__Stated exercise__
Below is some material; set it all down exactly, apart from the pictures.
- - - -
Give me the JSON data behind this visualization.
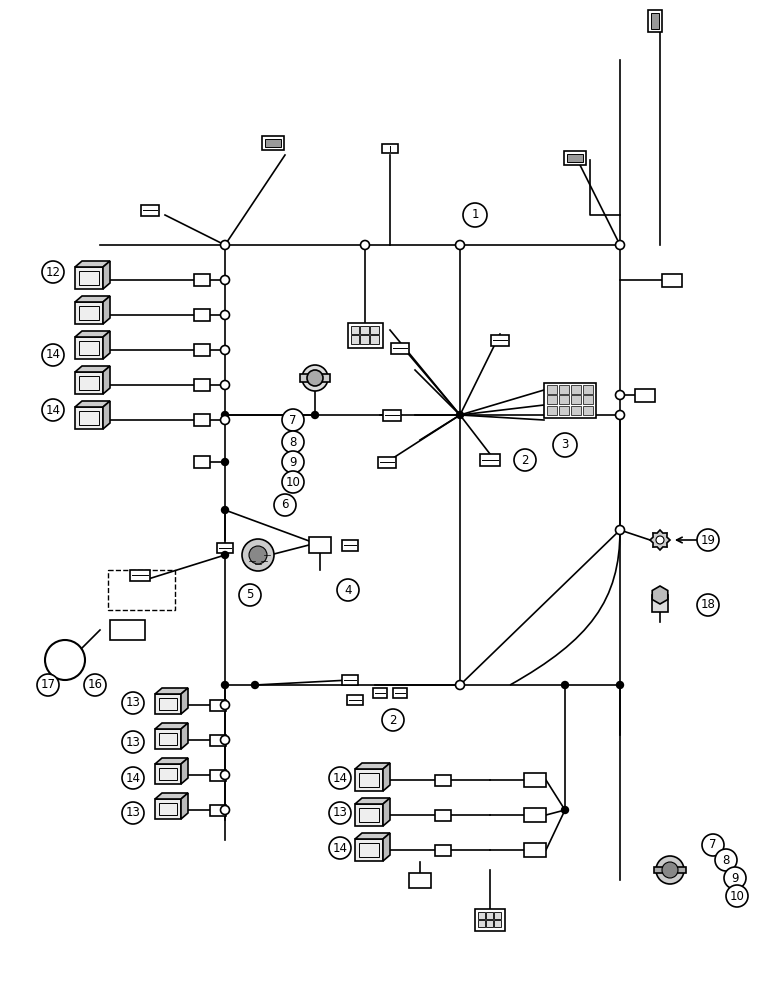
{
  "bg_color": "#ffffff",
  "lc": "#000000",
  "lw": 1.2,
  "node_r": 4.0,
  "circ_r": 11,
  "fig_w": 7.8,
  "fig_h": 10.0
}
- - - -
__Correct response__
Give me the JSON data behind this visualization.
{
  "bg_color": "#ffffff",
  "lc": "#000000",
  "lw": 1.2,
  "node_r": 4.0,
  "circ_r": 11,
  "fig_w": 7.8,
  "fig_h": 10.0
}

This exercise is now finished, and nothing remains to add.